• [WHAT IS BEING ASKED]
Copy the following lines word for word, with nothing changed.
:: DATASET ROWS
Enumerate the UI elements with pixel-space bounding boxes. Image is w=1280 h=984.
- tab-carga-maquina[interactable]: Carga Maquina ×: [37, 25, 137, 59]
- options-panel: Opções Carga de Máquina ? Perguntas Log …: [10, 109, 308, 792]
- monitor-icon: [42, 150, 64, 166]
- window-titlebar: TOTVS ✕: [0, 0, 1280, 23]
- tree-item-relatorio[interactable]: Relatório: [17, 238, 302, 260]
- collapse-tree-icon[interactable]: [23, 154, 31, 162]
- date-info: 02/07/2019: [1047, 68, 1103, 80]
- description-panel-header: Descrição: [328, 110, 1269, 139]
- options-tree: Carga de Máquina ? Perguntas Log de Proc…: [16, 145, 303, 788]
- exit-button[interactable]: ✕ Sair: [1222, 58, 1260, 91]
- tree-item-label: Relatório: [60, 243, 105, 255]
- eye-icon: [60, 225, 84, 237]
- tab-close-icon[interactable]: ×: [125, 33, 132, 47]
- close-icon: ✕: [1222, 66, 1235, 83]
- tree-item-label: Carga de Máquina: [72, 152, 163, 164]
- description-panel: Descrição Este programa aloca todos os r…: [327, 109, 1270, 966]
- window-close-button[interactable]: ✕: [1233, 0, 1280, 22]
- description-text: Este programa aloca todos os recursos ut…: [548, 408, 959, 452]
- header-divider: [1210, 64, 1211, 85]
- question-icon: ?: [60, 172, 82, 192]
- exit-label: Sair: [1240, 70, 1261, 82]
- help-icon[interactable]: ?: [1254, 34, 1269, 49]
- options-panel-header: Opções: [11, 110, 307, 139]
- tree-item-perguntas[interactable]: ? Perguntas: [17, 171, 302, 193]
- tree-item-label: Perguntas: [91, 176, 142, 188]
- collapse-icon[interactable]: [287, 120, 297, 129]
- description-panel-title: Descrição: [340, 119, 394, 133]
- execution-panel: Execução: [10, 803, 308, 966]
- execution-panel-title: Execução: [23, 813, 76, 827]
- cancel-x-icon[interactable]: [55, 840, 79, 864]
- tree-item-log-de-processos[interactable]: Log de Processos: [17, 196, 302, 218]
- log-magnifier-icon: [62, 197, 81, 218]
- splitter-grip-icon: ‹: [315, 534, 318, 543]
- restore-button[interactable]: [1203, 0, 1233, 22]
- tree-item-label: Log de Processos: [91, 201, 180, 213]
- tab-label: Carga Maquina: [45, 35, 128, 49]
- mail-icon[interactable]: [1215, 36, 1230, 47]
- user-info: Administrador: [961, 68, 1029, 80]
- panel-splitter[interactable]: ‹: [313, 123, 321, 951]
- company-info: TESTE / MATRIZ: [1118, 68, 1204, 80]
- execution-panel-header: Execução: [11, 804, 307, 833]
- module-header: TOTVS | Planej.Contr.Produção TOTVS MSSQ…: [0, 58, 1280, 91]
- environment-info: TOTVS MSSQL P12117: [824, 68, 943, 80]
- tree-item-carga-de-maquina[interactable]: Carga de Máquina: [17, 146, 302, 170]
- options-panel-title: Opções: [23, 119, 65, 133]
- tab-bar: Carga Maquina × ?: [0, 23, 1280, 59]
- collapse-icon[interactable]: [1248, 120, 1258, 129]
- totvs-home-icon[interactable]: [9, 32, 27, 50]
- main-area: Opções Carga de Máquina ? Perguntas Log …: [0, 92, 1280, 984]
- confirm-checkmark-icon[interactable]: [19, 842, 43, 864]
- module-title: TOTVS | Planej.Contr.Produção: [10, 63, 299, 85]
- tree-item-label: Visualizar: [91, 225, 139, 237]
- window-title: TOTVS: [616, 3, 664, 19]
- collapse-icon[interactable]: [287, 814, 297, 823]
::::
• [COMPLETED EXERCISE]
Enumerate the UI elements with pixel-space bounding boxes. Image is w=1280 h=984.
- tab-carga-maquina[interactable]: Carga Maquina ×: [37, 25, 137, 59]
- options-panel: Opções Carga de Máquina ? Perguntas Log …: [10, 109, 308, 792]
- monitor-icon: [42, 150, 64, 166]
- window-titlebar: TOTVS ✕: [0, 0, 1280, 23]
- tree-item-relatorio[interactable]: Relatório: [17, 238, 302, 260]
- collapse-tree-icon[interactable]: [23, 154, 31, 162]
- date-info: 02/07/2019: [1047, 68, 1103, 80]
- description-panel-header: Descrição: [328, 110, 1269, 139]
- options-tree: Carga de Máquina ? Perguntas Log de Proc…: [16, 145, 303, 788]
- exit-button[interactable]: ✕ Sair: [1222, 58, 1260, 91]
- tree-item-label: Relatório: [60, 243, 105, 255]
- eye-icon: [60, 225, 84, 237]
- tab-close-icon[interactable]: ×: [125, 33, 132, 47]
- close-icon: ✕: [1222, 66, 1235, 83]
- tree-item-label: Carga de Máquina: [72, 152, 163, 164]
- description-panel: Descrição Este programa aloca todos os r…: [327, 109, 1270, 966]
- window-close-button[interactable]: ✕: [1233, 0, 1280, 22]
- description-text: Este programa aloca todos os recursos ut…: [548, 408, 959, 452]
- header-divider: [1210, 64, 1211, 85]
- question-icon: ?: [60, 172, 82, 192]
- exit-label: Sair: [1240, 70, 1261, 82]
- help-icon[interactable]: ?: [1254, 34, 1269, 49]
- options-panel-header: Opções: [11, 110, 307, 139]
- tree-item-perguntas[interactable]: ? Perguntas: [17, 171, 302, 193]
- tree-item-label: Perguntas: [91, 176, 142, 188]
- collapse-icon[interactable]: [287, 120, 297, 129]
- description-panel-title: Descrição: [340, 119, 394, 133]
- execution-panel: Execução: [10, 803, 308, 966]
- execution-panel-title: Execução: [23, 813, 76, 827]
- cancel-x-icon[interactable]: [55, 840, 79, 864]
- tree-item-log-de-processos[interactable]: Log de Processos: [17, 196, 302, 218]
- log-magnifier-icon: [62, 197, 81, 218]
- splitter-grip-icon: ‹: [315, 534, 318, 543]
- restore-button[interactable]: [1203, 0, 1233, 22]
- tree-item-label: Log de Processos: [91, 201, 180, 213]
- tab-label: Carga Maquina: [45, 35, 128, 49]
- mail-icon[interactable]: [1215, 36, 1230, 47]
- user-info: Administrador: [961, 68, 1029, 80]
- panel-splitter[interactable]: ‹: [313, 123, 321, 951]
- company-info: TESTE / MATRIZ: [1118, 68, 1204, 80]
- execution-panel-header: Execução: [11, 804, 307, 833]
- module-header: TOTVS | Planej.Contr.Produção TOTVS MSSQ…: [0, 58, 1280, 91]
- environment-info: TOTVS MSSQL P12117: [824, 68, 943, 80]
- tree-item-carga-de-maquina[interactable]: Carga de Máquina: [17, 146, 302, 170]
- options-panel-title: Opções: [23, 119, 65, 133]
- tab-bar: Carga Maquina × ?: [0, 23, 1280, 59]
- collapse-icon[interactable]: [1248, 120, 1258, 129]
- totvs-home-icon[interactable]: [9, 32, 27, 50]
- main-area: Opções Carga de Máquina ? Perguntas Log …: [0, 92, 1280, 984]
- confirm-checkmark-icon[interactable]: [19, 842, 43, 864]
- module-title: TOTVS | Planej.Contr.Produção: [10, 63, 299, 85]
- tree-item-label: Visualizar: [91, 225, 139, 237]
- window-title: TOTVS: [616, 3, 664, 19]
- collapse-icon[interactable]: [287, 814, 297, 823]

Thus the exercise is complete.